Dataset records

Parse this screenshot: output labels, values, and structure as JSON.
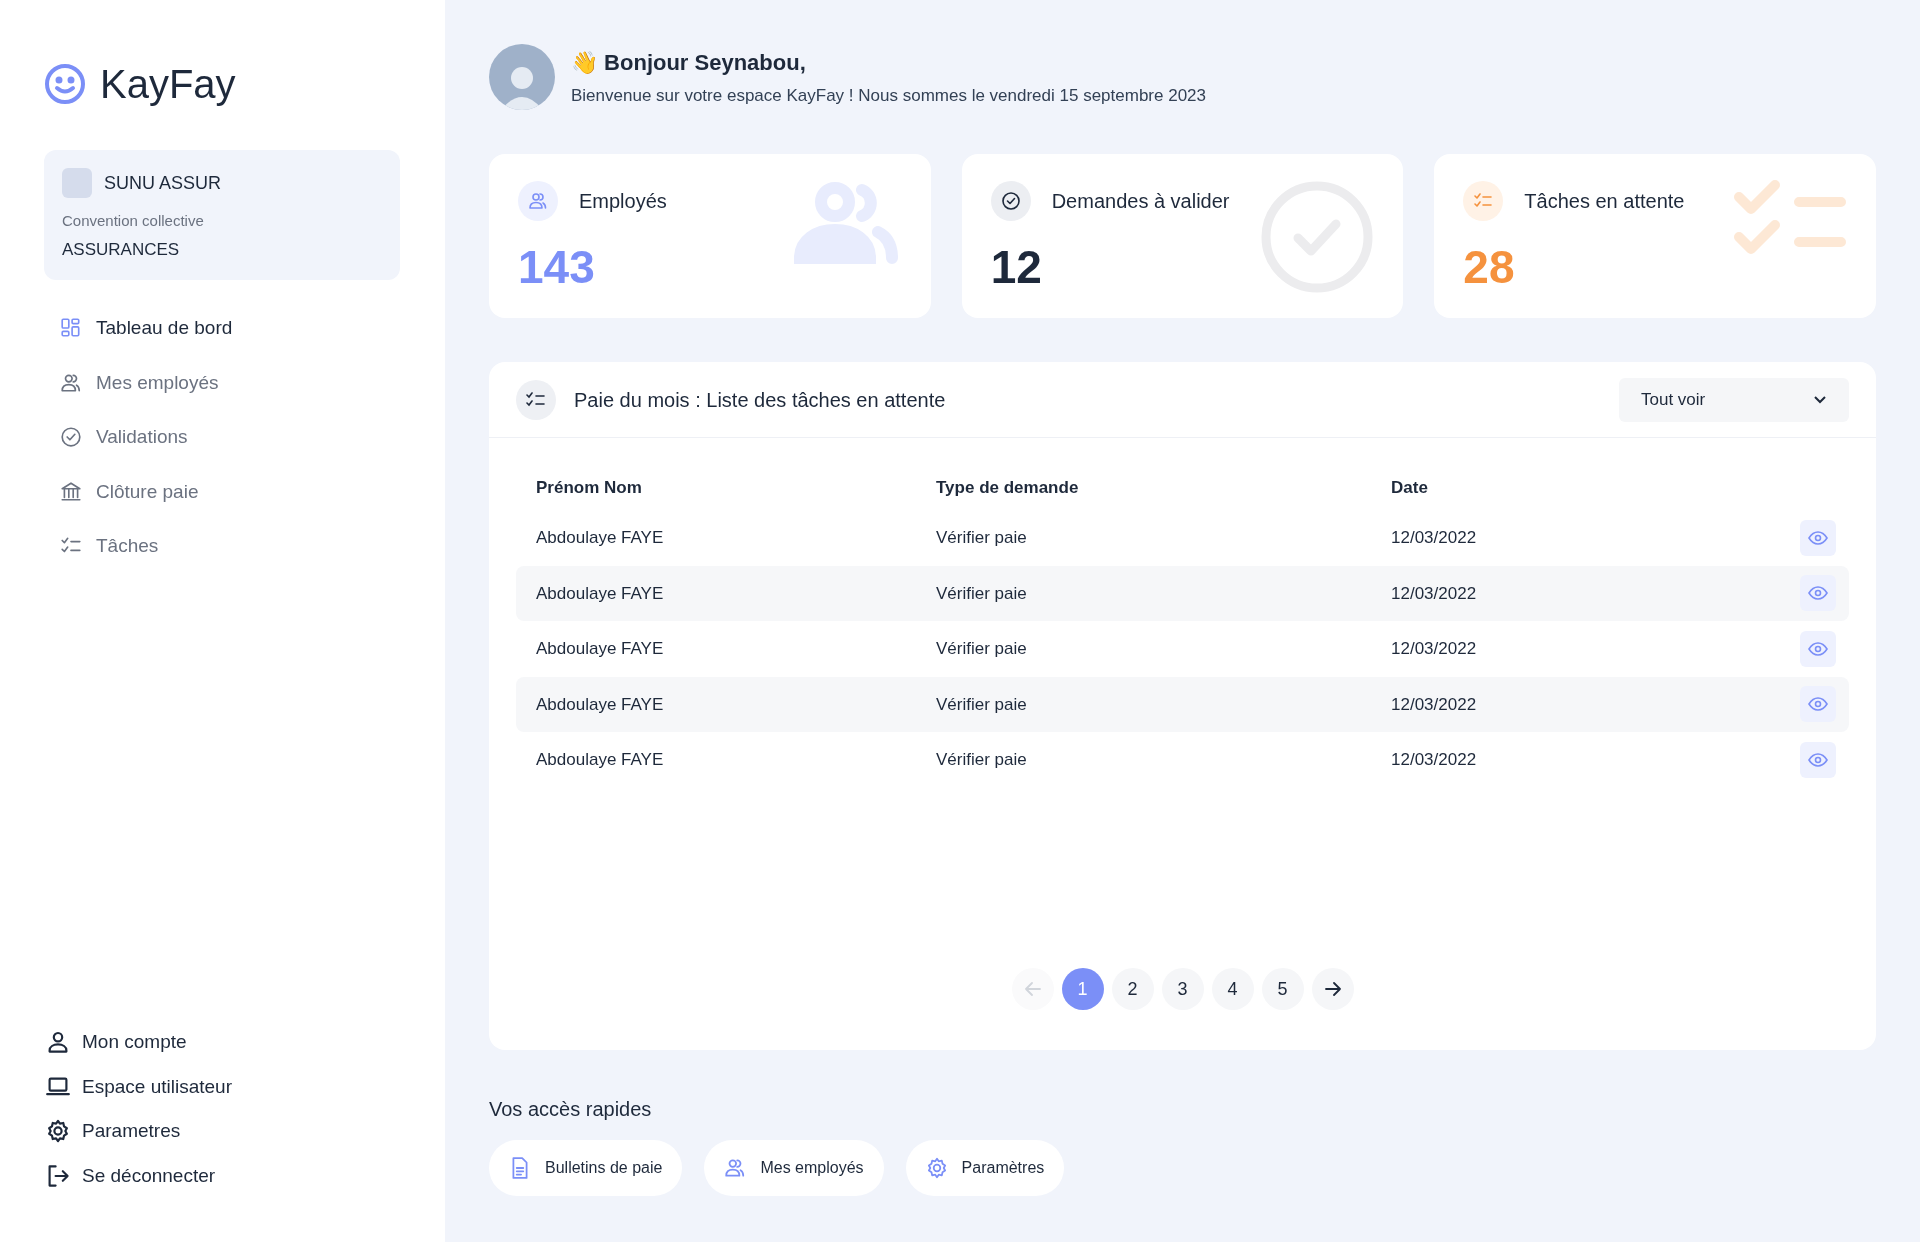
{
  "sidebar": {
    "brand": "KayFay",
    "company": {
      "name": "SUNU ASSUR",
      "label": "Convention collective",
      "value": "ASSURANCES"
    },
    "items": [
      {
        "label": "Tableau de bord",
        "kind": "dashboard",
        "selected": true
      },
      {
        "label": "Mes employés",
        "kind": "users",
        "selected": false
      },
      {
        "label": "Validations",
        "kind": "check",
        "selected": false
      },
      {
        "label": "Clôture paie",
        "kind": "bank",
        "selected": false
      },
      {
        "label": "Tâches",
        "kind": "tasks",
        "selected": false
      }
    ],
    "footer_items": [
      {
        "label": "Mon compte",
        "kind": "user"
      },
      {
        "label": "Espace utilisateur",
        "kind": "laptop"
      },
      {
        "label": "Parametres",
        "kind": "gear"
      },
      {
        "label": "Se déconnecter",
        "kind": "logout"
      }
    ]
  },
  "header": {
    "emoji": "👋",
    "greeting": "Bonjour Seynabou,",
    "subtitle": "Bienvenue sur votre espace KayFay ! Nous sommes le vendredi 15 septembre 2023"
  },
  "cards": [
    {
      "kind": "employees",
      "title": "Employés",
      "value": "143"
    },
    {
      "kind": "requests",
      "title": "Demandes à valider",
      "value": "12"
    },
    {
      "kind": "tasks",
      "title": "Tâches en attente",
      "value": "28"
    }
  ],
  "tasks_panel": {
    "title": "Paie du mois : Liste des tâches en attente",
    "filter": "Tout voir",
    "columns": [
      "Prénom Nom",
      "Type de demande",
      "Date"
    ],
    "rows": [
      {
        "name": "Abdoulaye FAYE",
        "type": "Vérifier paie",
        "date": "12/03/2022"
      },
      {
        "name": "Abdoulaye FAYE",
        "type": "Vérifier paie",
        "date": "12/03/2022"
      },
      {
        "name": "Abdoulaye FAYE",
        "type": "Vérifier paie",
        "date": "12/03/2022"
      },
      {
        "name": "Abdoulaye FAYE",
        "type": "Vérifier paie",
        "date": "12/03/2022"
      },
      {
        "name": "Abdoulaye FAYE",
        "type": "Vérifier paie",
        "date": "12/03/2022"
      }
    ],
    "pagination": {
      "previous_disabled": true,
      "pages": [
        {
          "label": "1",
          "selected": true
        },
        {
          "label": "2",
          "selected": false
        },
        {
          "label": "3",
          "selected": false
        },
        {
          "label": "4",
          "selected": false
        },
        {
          "label": "5",
          "selected": false
        }
      ]
    }
  },
  "quick_access": {
    "title": "Vos accès rapides",
    "items": [
      {
        "label": "Bulletins de paie",
        "kind": "document"
      },
      {
        "label": "Mes employés",
        "kind": "users"
      },
      {
        "label": "Paramètres",
        "kind": "gear"
      }
    ]
  }
}
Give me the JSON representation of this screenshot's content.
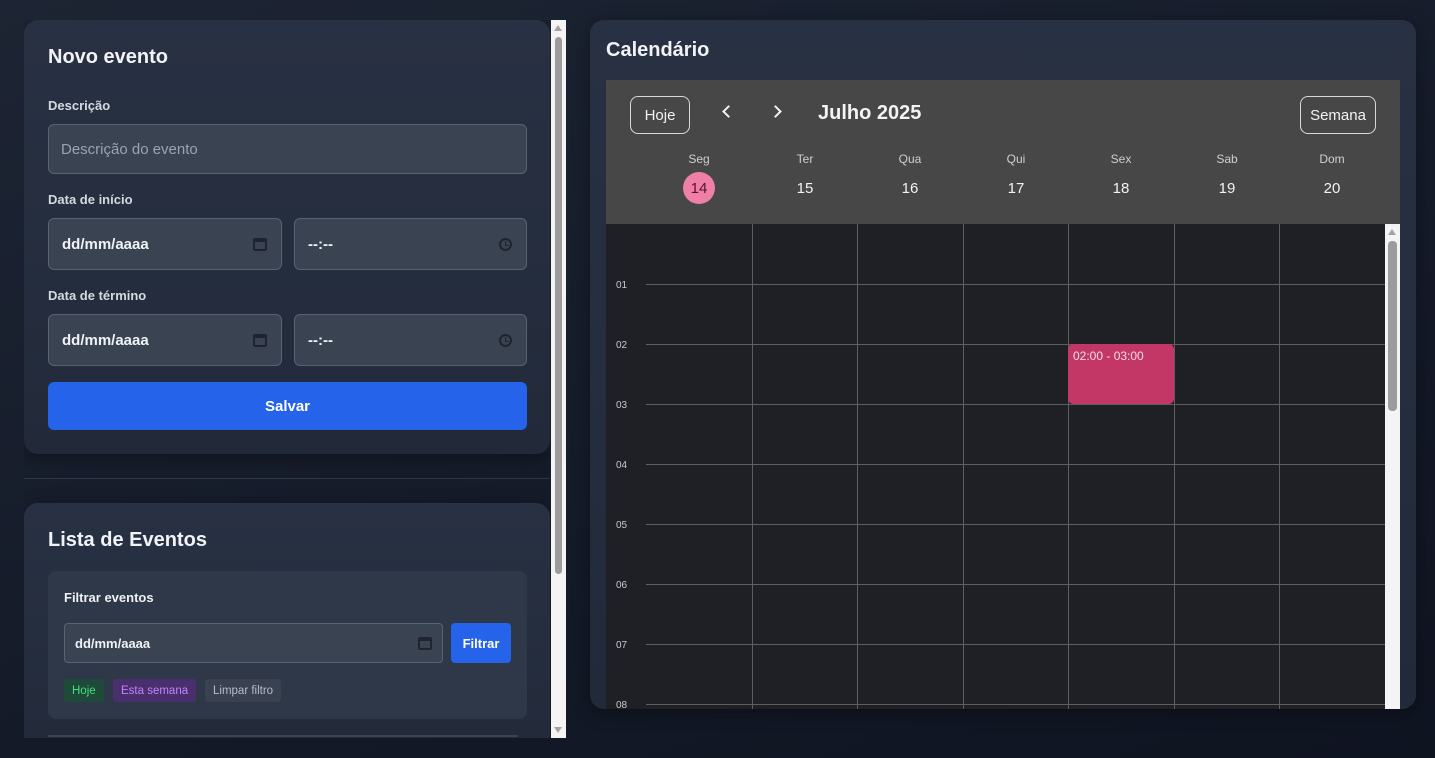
{
  "new_event": {
    "title": "Novo evento",
    "description_label": "Descrição",
    "description_placeholder": "Descrição do evento",
    "start_label": "Data de início",
    "start_date": "dd/mm/aaaa",
    "start_time": "--:--",
    "end_label": "Data de término",
    "end_date": "dd/mm/aaaa",
    "end_time": "--:--",
    "save_label": "Salvar"
  },
  "event_list": {
    "title": "Lista de Eventos",
    "filter_title": "Filtrar eventos",
    "filter_date": "dd/mm/aaaa",
    "filter_button": "Filtrar",
    "chips": {
      "today": "Hoje",
      "this_week": "Esta semana",
      "clear": "Limpar filtro"
    }
  },
  "calendar": {
    "title": "Calendário",
    "today_button": "Hoje",
    "month_label": "Julho 2025",
    "view_button": "Semana",
    "days": [
      {
        "name": "Seg",
        "num": "14",
        "current": true
      },
      {
        "name": "Ter",
        "num": "15",
        "current": false
      },
      {
        "name": "Qua",
        "num": "16",
        "current": false
      },
      {
        "name": "Qui",
        "num": "17",
        "current": false
      },
      {
        "name": "Sex",
        "num": "18",
        "current": false
      },
      {
        "name": "Sab",
        "num": "19",
        "current": false
      },
      {
        "name": "Dom",
        "num": "20",
        "current": false
      }
    ],
    "hours": [
      "01",
      "02",
      "03",
      "04",
      "05",
      "06",
      "07",
      "08"
    ],
    "event": {
      "time": "02:00 - 03:00",
      "day": "Sex"
    },
    "colors": {
      "current_day": "#f07fa7",
      "event": "#c23765",
      "primary_button": "#2563eb"
    }
  }
}
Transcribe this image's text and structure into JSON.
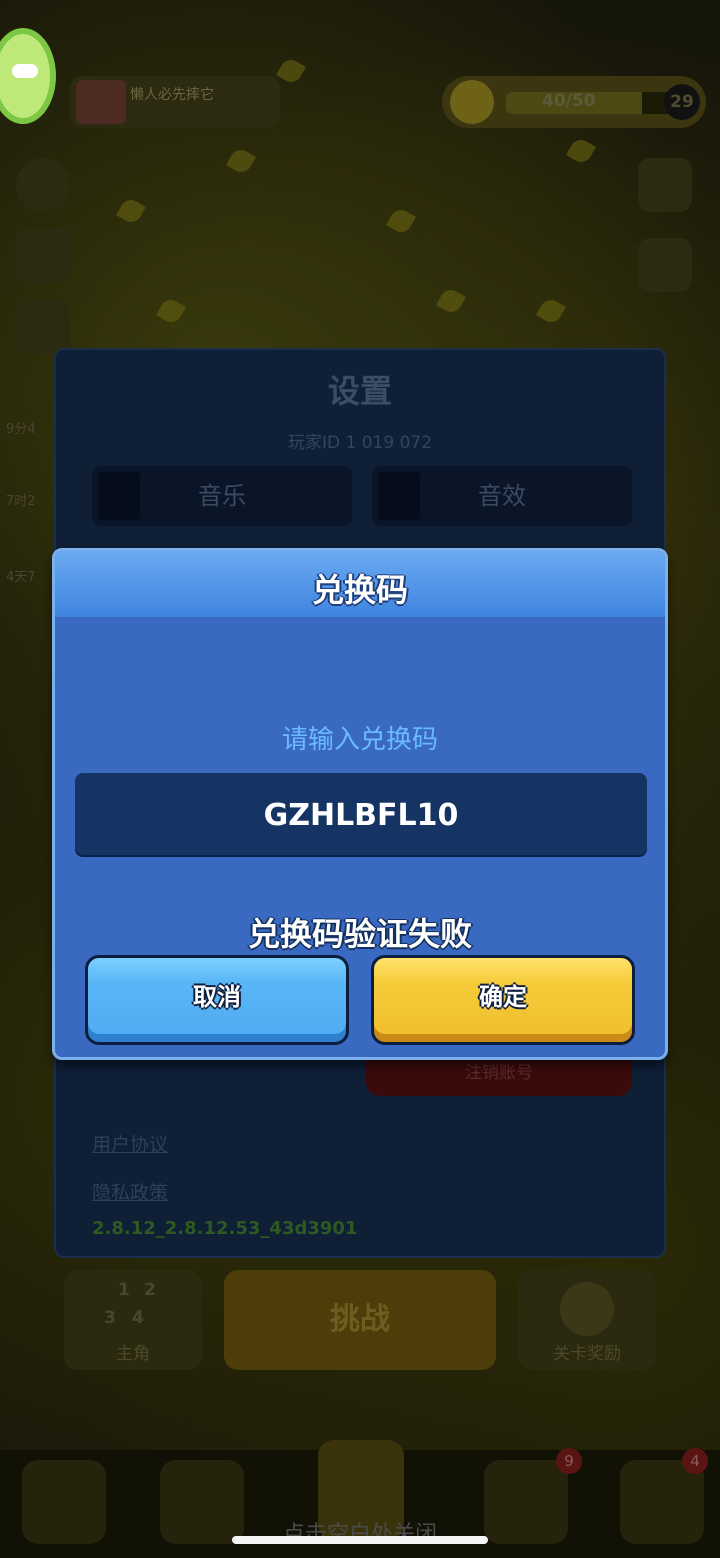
{
  "background": {
    "banner_text": "懒人必先摔它",
    "xp_text": "40/50",
    "xp_fraction": 0.8,
    "level": "29",
    "side_labels": [
      "9分4",
      "7时2",
      "4天7"
    ],
    "bottom_buttons": [
      "主角",
      "挑战",
      "关卡奖励"
    ],
    "dice_numbers": [
      "1",
      "2",
      "3",
      "4"
    ],
    "badges": [
      "9",
      "4"
    ],
    "close_hint": "点击空白处关闭"
  },
  "settings": {
    "title": "设置",
    "player_id": "玩家ID 1 019 072",
    "music_label": "音乐",
    "sfx_label": "音效",
    "logout_label": "注销账号",
    "user_agreement": "用户协议",
    "privacy_policy": "隐私政策",
    "version": "2.8.12_2.8.12.53_43d3901"
  },
  "dialog": {
    "title": "兑换码",
    "prompt": "请输入兑换码",
    "code_value": "GZHLBFL10",
    "error_message": "兑换码验证失败",
    "cancel_label": "取消",
    "confirm_label": "确定"
  },
  "colors": {
    "dialog_bg": "#3a69c2",
    "cancel_button": "#58b6f6",
    "confirm_button": "#f5cb3a",
    "prompt_text": "#69baff"
  }
}
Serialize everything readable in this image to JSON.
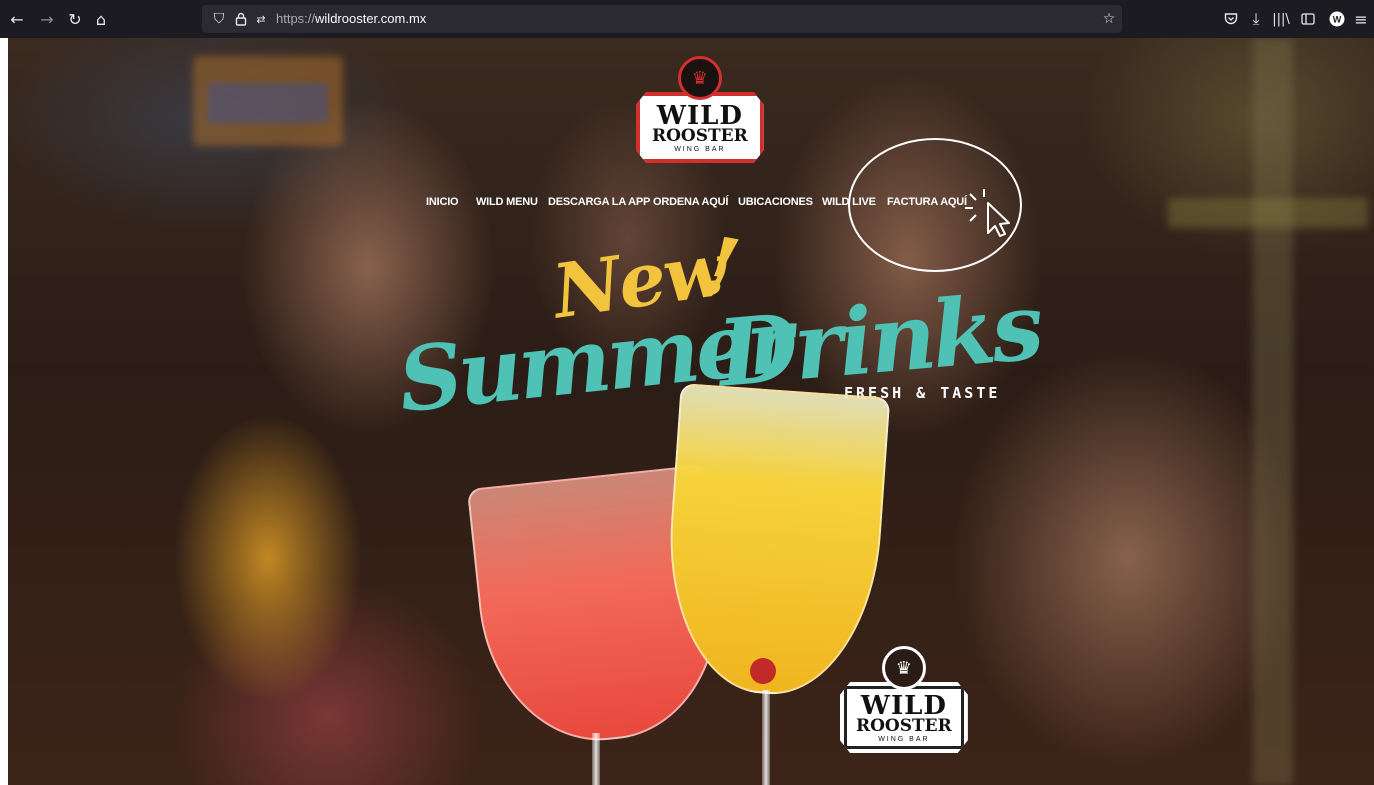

SET EXERCISE
Repeat everything in the records precisely. Images are excluded from the copy.

EXERCISE RESPONSE
Parse this screenshot: output labels, values, and structure as JSON.
{
  "sidebar": {
    "brand": "KayFay",
    "company": {
      "name": "SUNU ASSUR",
      "label": "Convention collective",
      "value": "ASSURANCES"
    },
    "items": [
      {
        "label": "Tableau de bord",
        "kind": "dashboard",
        "selected": true
      },
      {
        "label": "Mes employés",
        "kind": "users",
        "selected": false
      },
      {
        "label": "Validations",
        "kind": "check",
        "selected": false
      },
      {
        "label": "Clôture paie",
        "kind": "bank",
        "selected": false
      },
      {
        "label": "Tâches",
        "kind": "tasks",
        "selected": false
      }
    ],
    "footer_items": [
      {
        "label": "Mon compte",
        "kind": "user"
      },
      {
        "label": "Espace utilisateur",
        "kind": "laptop"
      },
      {
        "label": "Parametres",
        "kind": "gear"
      },
      {
        "label": "Se déconnecter",
        "kind": "logout"
      }
    ]
  },
  "header": {
    "emoji": "👋",
    "greeting": "Bonjour Seynabou,",
    "subtitle": "Bienvenue sur votre espace KayFay ! Nous sommes le vendredi 15 septembre 2023"
  },
  "cards": [
    {
      "kind": "employees",
      "title": "Employés",
      "value": "143"
    },
    {
      "kind": "requests",
      "title": "Demandes à valider",
      "value": "12"
    },
    {
      "kind": "tasks",
      "title": "Tâches en attente",
      "value": "28"
    }
  ],
  "tasks_panel": {
    "title": "Paie du mois : Liste des tâches en attente",
    "filter": "Tout voir",
    "columns": [
      "Prénom Nom",
      "Type de demande",
      "Date"
    ],
    "rows": [
      {
        "name": "Abdoulaye FAYE",
        "type": "Vérifier paie",
        "date": "12/03/2022"
      },
      {
        "name": "Abdoulaye FAYE",
        "type": "Vérifier paie",
        "date": "12/03/2022"
      },
      {
        "name": "Abdoulaye FAYE",
        "type": "Vérifier paie",
        "date": "12/03/2022"
      },
      {
        "name": "Abdoulaye FAYE",
        "type": "Vérifier paie",
        "date": "12/03/2022"
      },
      {
        "name": "Abdoulaye FAYE",
        "type": "Vérifier paie",
        "date": "12/03/2022"
      }
    ],
    "pagination": {
      "previous_disabled": true,
      "pages": [
        {
          "label": "1",
          "selected": true
        },
        {
          "label": "2",
          "selected": false
        },
        {
          "label": "3",
          "selected": false
        },
        {
          "label": "4",
          "selected": false
        },
        {
          "label": "5",
          "selected": false
        }
      ]
    }
  },
  "quick_access": {
    "title": "Vos accès rapides",
    "items": [
      {
        "label": "Bulletins de paie",
        "kind": "document"
      },
      {
        "label": "Mes employés",
        "kind": "users"
      },
      {
        "label": "Paramètres",
        "kind": "gear"
      }
    ]
  }
}
Give me the JSON representation of this screenshot's content.
{
  "new_event": {
    "title": "Novo evento",
    "description_label": "Descrição",
    "description_placeholder": "Descrição do evento",
    "start_label": "Data de início",
    "start_date": "dd/mm/aaaa",
    "start_time": "--:--",
    "end_label": "Data de término",
    "end_date": "dd/mm/aaaa",
    "end_time": "--:--",
    "save_label": "Salvar"
  },
  "event_list": {
    "title": "Lista de Eventos",
    "filter_title": "Filtrar eventos",
    "filter_date": "dd/mm/aaaa",
    "filter_button": "Filtrar",
    "chips": {
      "today": "Hoje",
      "this_week": "Esta semana",
      "clear": "Limpar filtro"
    }
  },
  "calendar": {
    "title": "Calendário",
    "today_button": "Hoje",
    "month_label": "Julho 2025",
    "view_button": "Semana",
    "days": [
      {
        "name": "Seg",
        "num": "14",
        "current": true
      },
      {
        "name": "Ter",
        "num": "15",
        "current": false
      },
      {
        "name": "Qua",
        "num": "16",
        "current": false
      },
      {
        "name": "Qui",
        "num": "17",
        "current": false
      },
      {
        "name": "Sex",
        "num": "18",
        "current": false
      },
      {
        "name": "Sab",
        "num": "19",
        "current": false
      },
      {
        "name": "Dom",
        "num": "20",
        "current": false
      }
    ],
    "hours": [
      "01",
      "02",
      "03",
      "04",
      "05",
      "06",
      "07",
      "08"
    ],
    "event": {
      "time": "02:00 - 03:00",
      "day": "Sex"
    },
    "colors": {
      "current_day": "#f07fa7",
      "event": "#c23765",
      "primary_button": "#2563eb"
    }
  }
}
Transcribe this image's text and structure into JSON.
{
  "background": {
    "banner_text": "懒人必先摔它",
    "xp_text": "40/50",
    "xp_fraction": 0.8,
    "level": "29",
    "side_labels": [
      "9分4",
      "7时2",
      "4天7"
    ],
    "bottom_buttons": [
      "主角",
      "挑战",
      "关卡奖励"
    ],
    "dice_numbers": [
      "1",
      "2",
      "3",
      "4"
    ],
    "badges": [
      "9",
      "4"
    ],
    "close_hint": "点击空白处关闭"
  },
  "settings": {
    "title": "设置",
    "player_id": "玩家ID 1 019 072",
    "music_label": "音乐",
    "sfx_label": "音效",
    "logout_label": "注销账号",
    "user_agreement": "用户协议",
    "privacy_policy": "隐私政策",
    "version": "2.8.12_2.8.12.53_43d3901"
  },
  "dialog": {
    "title": "兑换码",
    "prompt": "请输入兑换码",
    "code_value": "GZHLBFL10",
    "error_message": "兑换码验证失败",
    "cancel_label": "取消",
    "confirm_label": "确定"
  },
  "colors": {
    "dialog_bg": "#3a69c2",
    "cancel_button": "#58b6f6",
    "confirm_button": "#f5cb3a",
    "prompt_text": "#69baff"
  }
}
Serialize everything readable in this image to JSON.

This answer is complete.